## Start Dataset records

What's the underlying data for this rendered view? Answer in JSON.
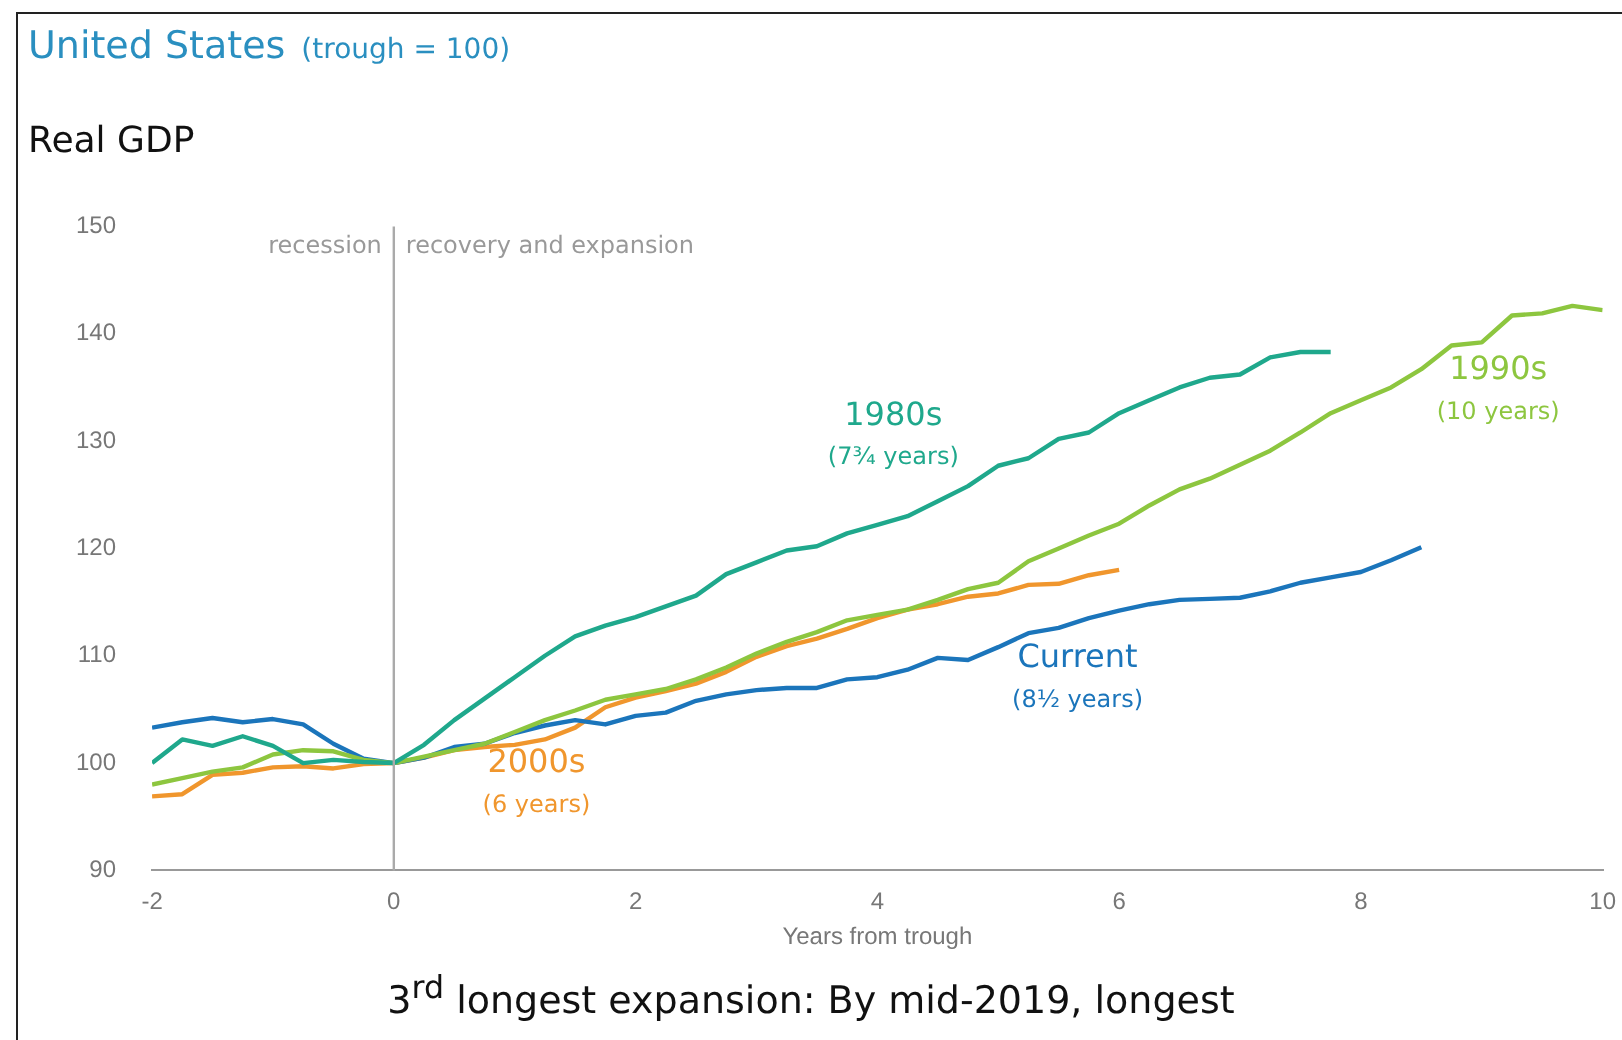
{
  "chart_data": {
    "type": "line",
    "title": "United States",
    "subtitle": "(trough = 100)",
    "ylabel": "Real GDP",
    "xlabel": "Years from trough",
    "xlim": [
      -2,
      10
    ],
    "xticks": [
      -2,
      0,
      2,
      4,
      6,
      8,
      10
    ],
    "ylim": [
      90,
      150
    ],
    "yticks": [
      90,
      100,
      110,
      120,
      130,
      140,
      150
    ],
    "grid": false,
    "legend": false,
    "marker": "none",
    "line_style": "solid",
    "series": [
      {
        "name": "1980s",
        "color": "#1fa88c",
        "x": [
          -2,
          -1.75,
          -1.5,
          -1.25,
          -1,
          -0.75,
          -0.5,
          -0.25,
          0,
          0.25,
          0.5,
          0.75,
          1,
          1.25,
          1.5,
          1.75,
          2,
          2.25,
          2.5,
          2.75,
          3,
          3.25,
          3.5,
          3.75,
          4,
          4.25,
          4.5,
          4.75,
          5,
          5.25,
          5.5,
          5.75,
          6,
          6.25,
          6.5,
          6.75,
          7,
          7.25,
          7.5,
          7.75
        ],
        "values": [
          100,
          102.2,
          101.6,
          102.5,
          101.6,
          100,
          100.3,
          100.1,
          100,
          101.7,
          104,
          106,
          108,
          110,
          111.8,
          112.8,
          113.6,
          114.6,
          115.6,
          117.6,
          118.7,
          119.8,
          120.2,
          121.4,
          122.2,
          123,
          124.4,
          125.8,
          127.7,
          128.4,
          130.2,
          130.8,
          132.6,
          133.8,
          135,
          135.9,
          136.2,
          137.8,
          138.3,
          138.3
        ]
      },
      {
        "name": "1990s",
        "color": "#8dc63f",
        "x": [
          -2,
          -1.75,
          -1.5,
          -1.25,
          -1,
          -0.75,
          -0.5,
          -0.25,
          0,
          0.25,
          0.5,
          0.75,
          1,
          1.25,
          1.5,
          1.75,
          2,
          2.25,
          2.5,
          2.75,
          3,
          3.25,
          3.5,
          3.75,
          4,
          4.25,
          4.5,
          4.75,
          5,
          5.25,
          5.5,
          5.75,
          6,
          6.25,
          6.5,
          6.75,
          7,
          7.25,
          7.5,
          7.75,
          8,
          8.25,
          8.5,
          8.75,
          9,
          9.25,
          9.5,
          9.75,
          10
        ],
        "values": [
          98,
          98.6,
          99.2,
          99.6,
          100.8,
          101.2,
          101.1,
          100.3,
          100,
          100.6,
          101.2,
          101.8,
          102.9,
          104,
          104.9,
          105.9,
          106.4,
          106.9,
          107.8,
          108.9,
          110.2,
          111.3,
          112.2,
          113.3,
          113.8,
          114.3,
          115.2,
          116.2,
          116.8,
          118.8,
          120,
          121.2,
          122.3,
          124,
          125.5,
          126.5,
          127.8,
          129.1,
          130.8,
          132.6,
          133.8,
          135,
          136.7,
          138.9,
          139.2,
          141.7,
          141.9,
          142.6,
          142.2
        ]
      },
      {
        "name": "Current",
        "color": "#1b75bb",
        "x": [
          -2,
          -1.75,
          -1.5,
          -1.25,
          -1,
          -0.75,
          -0.5,
          -0.25,
          0,
          0.25,
          0.5,
          0.75,
          1,
          1.25,
          1.5,
          1.75,
          2,
          2.25,
          2.5,
          2.75,
          3,
          3.25,
          3.5,
          3.75,
          4,
          4.25,
          4.5,
          4.75,
          5,
          5.25,
          5.5,
          5.75,
          6,
          6.25,
          6.5,
          6.75,
          7,
          7.25,
          7.5,
          7.75,
          8,
          8.25,
          8.5
        ],
        "values": [
          103.3,
          103.8,
          104.2,
          103.8,
          104.1,
          103.6,
          101.8,
          100.4,
          100,
          100.5,
          101.5,
          101.8,
          102.8,
          103.5,
          104,
          103.6,
          104.4,
          104.7,
          105.8,
          106.4,
          106.8,
          107,
          107,
          107.8,
          108,
          108.7,
          109.8,
          109.6,
          110.8,
          112.1,
          112.6,
          113.5,
          114.2,
          114.8,
          115.2,
          115.3,
          115.4,
          116,
          116.8,
          117.3,
          117.8,
          118.9,
          120.1
        ]
      },
      {
        "name": "2000s",
        "color": "#f0962d",
        "x": [
          -2,
          -1.75,
          -1.5,
          -1.25,
          -1,
          -0.75,
          -0.5,
          -0.25,
          0,
          0.25,
          0.5,
          0.75,
          1,
          1.25,
          1.5,
          1.75,
          2,
          2.25,
          2.5,
          2.75,
          3,
          3.25,
          3.5,
          3.75,
          4,
          4.25,
          4.5,
          4.75,
          5,
          5.25,
          5.5,
          5.75,
          6
        ],
        "values": [
          96.9,
          97.1,
          98.9,
          99.1,
          99.6,
          99.7,
          99.5,
          99.9,
          100,
          100.5,
          101.2,
          101.5,
          101.7,
          102.2,
          103.3,
          105.2,
          106.1,
          106.7,
          107.4,
          108.5,
          109.9,
          110.9,
          111.6,
          112.5,
          113.5,
          114.3,
          114.8,
          115.5,
          115.8,
          116.6,
          116.7,
          117.5,
          118
        ]
      }
    ],
    "annotations": [
      "(7¾ years)",
      "(10 years)",
      "(8½ years)",
      "(6 years)",
      "recession",
      "recovery and expansion",
      "3$^{rd}$ longest expansion: By mid-2019, longest"
    ],
    "ref_lines": [
      {
        "axis": "x",
        "value": 0,
        "color": "#aaaaaa"
      }
    ]
  }
}
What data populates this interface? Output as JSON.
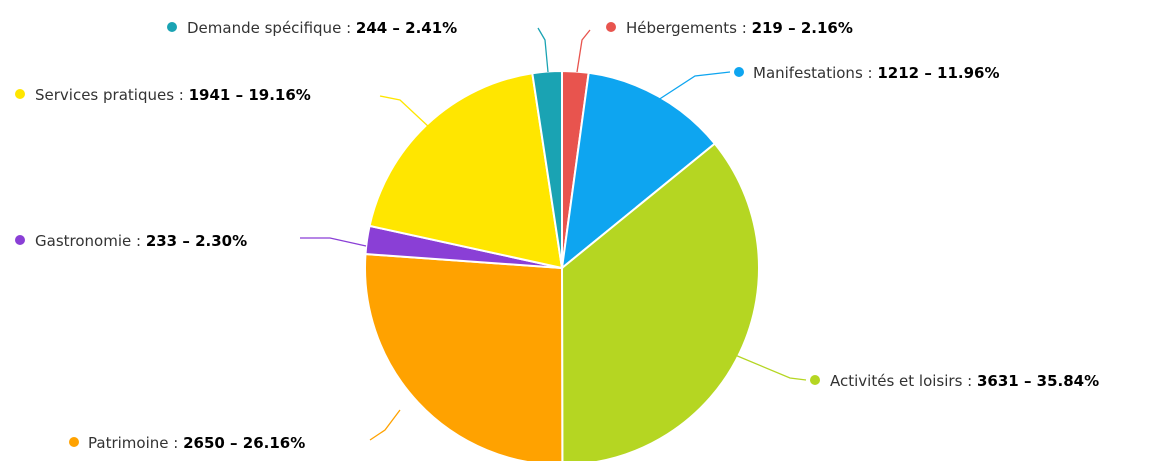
{
  "chart_data": {
    "type": "pie",
    "slices": [
      {
        "name": "Hébergements",
        "value_label": "219 – 2.16%",
        "value": 219,
        "percent": 2.16,
        "color": "#e8544e"
      },
      {
        "name": "Manifestations",
        "value_label": "1212 – 11.96%",
        "value": 1212,
        "percent": 11.96,
        "color": "#0ea5f0"
      },
      {
        "name": "Activités et loisirs",
        "value_label": "3631 – 35.84%",
        "value": 3631,
        "percent": 35.84,
        "color": "#b5d622"
      },
      {
        "name": "Patrimoine",
        "value_label": "2650 – 26.16%",
        "value": 2650,
        "percent": 26.16,
        "color": "#ffa200"
      },
      {
        "name": "Gastronomie",
        "value_label": "233 – 2.30%",
        "value": 233,
        "percent": 2.3,
        "color": "#8a3fd6"
      },
      {
        "name": "Services pratiques",
        "value_label": "1941 – 19.16%",
        "value": 1941,
        "percent": 19.16,
        "color": "#ffe600"
      },
      {
        "name": "Demande spécifique",
        "value_label": "244 – 2.41%",
        "value": 244,
        "percent": 2.41,
        "color": "#1aa3b3"
      }
    ],
    "start_angle": "top",
    "direction": "clockwise"
  }
}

## End Dataset records

(Given request):
Write out the records above exactly as they stand, leaving out every picture.

(Written reply):
What's the underlying data for this rendered view? Answer in JSON.
{
  "chart_data": {
    "type": "line",
    "title": "United States",
    "subtitle": "(trough = 100)",
    "ylabel": "Real GDP",
    "xlabel": "Years from trough",
    "xlim": [
      -2,
      10
    ],
    "xticks": [
      -2,
      0,
      2,
      4,
      6,
      8,
      10
    ],
    "ylim": [
      90,
      150
    ],
    "yticks": [
      90,
      100,
      110,
      120,
      130,
      140,
      150
    ],
    "grid": false,
    "legend": false,
    "marker": "none",
    "line_style": "solid",
    "series": [
      {
        "name": "1980s",
        "color": "#1fa88c",
        "x": [
          -2,
          -1.75,
          -1.5,
          -1.25,
          -1,
          -0.75,
          -0.5,
          -0.25,
          0,
          0.25,
          0.5,
          0.75,
          1,
          1.25,
          1.5,
          1.75,
          2,
          2.25,
          2.5,
          2.75,
          3,
          3.25,
          3.5,
          3.75,
          4,
          4.25,
          4.5,
          4.75,
          5,
          5.25,
          5.5,
          5.75,
          6,
          6.25,
          6.5,
          6.75,
          7,
          7.25,
          7.5,
          7.75
        ],
        "values": [
          100,
          102.2,
          101.6,
          102.5,
          101.6,
          100,
          100.3,
          100.1,
          100,
          101.7,
          104,
          106,
          108,
          110,
          111.8,
          112.8,
          113.6,
          114.6,
          115.6,
          117.6,
          118.7,
          119.8,
          120.2,
          121.4,
          122.2,
          123,
          124.4,
          125.8,
          127.7,
          128.4,
          130.2,
          130.8,
          132.6,
          133.8,
          135,
          135.9,
          136.2,
          137.8,
          138.3,
          138.3
        ]
      },
      {
        "name": "1990s",
        "color": "#8dc63f",
        "x": [
          -2,
          -1.75,
          -1.5,
          -1.25,
          -1,
          -0.75,
          -0.5,
          -0.25,
          0,
          0.25,
          0.5,
          0.75,
          1,
          1.25,
          1.5,
          1.75,
          2,
          2.25,
          2.5,
          2.75,
          3,
          3.25,
          3.5,
          3.75,
          4,
          4.25,
          4.5,
          4.75,
          5,
          5.25,
          5.5,
          5.75,
          6,
          6.25,
          6.5,
          6.75,
          7,
          7.25,
          7.5,
          7.75,
          8,
          8.25,
          8.5,
          8.75,
          9,
          9.25,
          9.5,
          9.75,
          10
        ],
        "values": [
          98,
          98.6,
          99.2,
          99.6,
          100.8,
          101.2,
          101.1,
          100.3,
          100,
          100.6,
          101.2,
          101.8,
          102.9,
          104,
          104.9,
          105.9,
          106.4,
          106.9,
          107.8,
          108.9,
          110.2,
          111.3,
          112.2,
          113.3,
          113.8,
          114.3,
          115.2,
          116.2,
          116.8,
          118.8,
          120,
          121.2,
          122.3,
          124,
          125.5,
          126.5,
          127.8,
          129.1,
          130.8,
          132.6,
          133.8,
          135,
          136.7,
          138.9,
          139.2,
          141.7,
          141.9,
          142.6,
          142.2
        ]
      },
      {
        "name": "Current",
        "color": "#1b75bb",
        "x": [
          -2,
          -1.75,
          -1.5,
          -1.25,
          -1,
          -0.75,
          -0.5,
          -0.25,
          0,
          0.25,
          0.5,
          0.75,
          1,
          1.25,
          1.5,
          1.75,
          2,
          2.25,
          2.5,
          2.75,
          3,
          3.25,
          3.5,
          3.75,
          4,
          4.25,
          4.5,
          4.75,
          5,
          5.25,
          5.5,
          5.75,
          6,
          6.25,
          6.5,
          6.75,
          7,
          7.25,
          7.5,
          7.75,
          8,
          8.25,
          8.5
        ],
        "values": [
          103.3,
          103.8,
          104.2,
          103.8,
          104.1,
          103.6,
          101.8,
          100.4,
          100,
          100.5,
          101.5,
          101.8,
          102.8,
          103.5,
          104,
          103.6,
          104.4,
          104.7,
          105.8,
          106.4,
          106.8,
          107,
          107,
          107.8,
          108,
          108.7,
          109.8,
          109.6,
          110.8,
          112.1,
          112.6,
          113.5,
          114.2,
          114.8,
          115.2,
          115.3,
          115.4,
          116,
          116.8,
          117.3,
          117.8,
          118.9,
          120.1
        ]
      },
      {
        "name": "2000s",
        "color": "#f0962d",
        "x": [
          -2,
          -1.75,
          -1.5,
          -1.25,
          -1,
          -0.75,
          -0.5,
          -0.25,
          0,
          0.25,
          0.5,
          0.75,
          1,
          1.25,
          1.5,
          1.75,
          2,
          2.25,
          2.5,
          2.75,
          3,
          3.25,
          3.5,
          3.75,
          4,
          4.25,
          4.5,
          4.75,
          5,
          5.25,
          5.5,
          5.75,
          6
        ],
        "values": [
          96.9,
          97.1,
          98.9,
          99.1,
          99.6,
          99.7,
          99.5,
          99.9,
          100,
          100.5,
          101.2,
          101.5,
          101.7,
          102.2,
          103.3,
          105.2,
          106.1,
          106.7,
          107.4,
          108.5,
          109.9,
          110.9,
          111.6,
          112.5,
          113.5,
          114.3,
          114.8,
          115.5,
          115.8,
          116.6,
          116.7,
          117.5,
          118
        ]
      }
    ],
    "annotations": [
      "(7¾ years)",
      "(10 years)",
      "(8½ years)",
      "(6 years)",
      "recession",
      "recovery and expansion",
      "3$^{rd}$ longest expansion: By mid-2019, longest"
    ],
    "ref_lines": [
      {
        "axis": "x",
        "value": 0,
        "color": "#aaaaaa"
      }
    ]
  }
}
What data populates this interface? Output as JSON.
{
  "chart_data": {
    "type": "pie",
    "slices": [
      {
        "name": "Hébergements",
        "value_label": "219 – 2.16%",
        "value": 219,
        "percent": 2.16,
        "color": "#e8544e"
      },
      {
        "name": "Manifestations",
        "value_label": "1212 – 11.96%",
        "value": 1212,
        "percent": 11.96,
        "color": "#0ea5f0"
      },
      {
        "name": "Activités et loisirs",
        "value_label": "3631 – 35.84%",
        "value": 3631,
        "percent": 35.84,
        "color": "#b5d622"
      },
      {
        "name": "Patrimoine",
        "value_label": "2650 – 26.16%",
        "value": 2650,
        "percent": 26.16,
        "color": "#ffa200"
      },
      {
        "name": "Gastronomie",
        "value_label": "233 – 2.30%",
        "value": 233,
        "percent": 2.3,
        "color": "#8a3fd6"
      },
      {
        "name": "Services pratiques",
        "value_label": "1941 – 19.16%",
        "value": 1941,
        "percent": 19.16,
        "color": "#ffe600"
      },
      {
        "name": "Demande spécifique",
        "value_label": "244 – 2.41%",
        "value": 244,
        "percent": 2.41,
        "color": "#1aa3b3"
      }
    ],
    "start_angle": "top",
    "direction": "clockwise"
  }
}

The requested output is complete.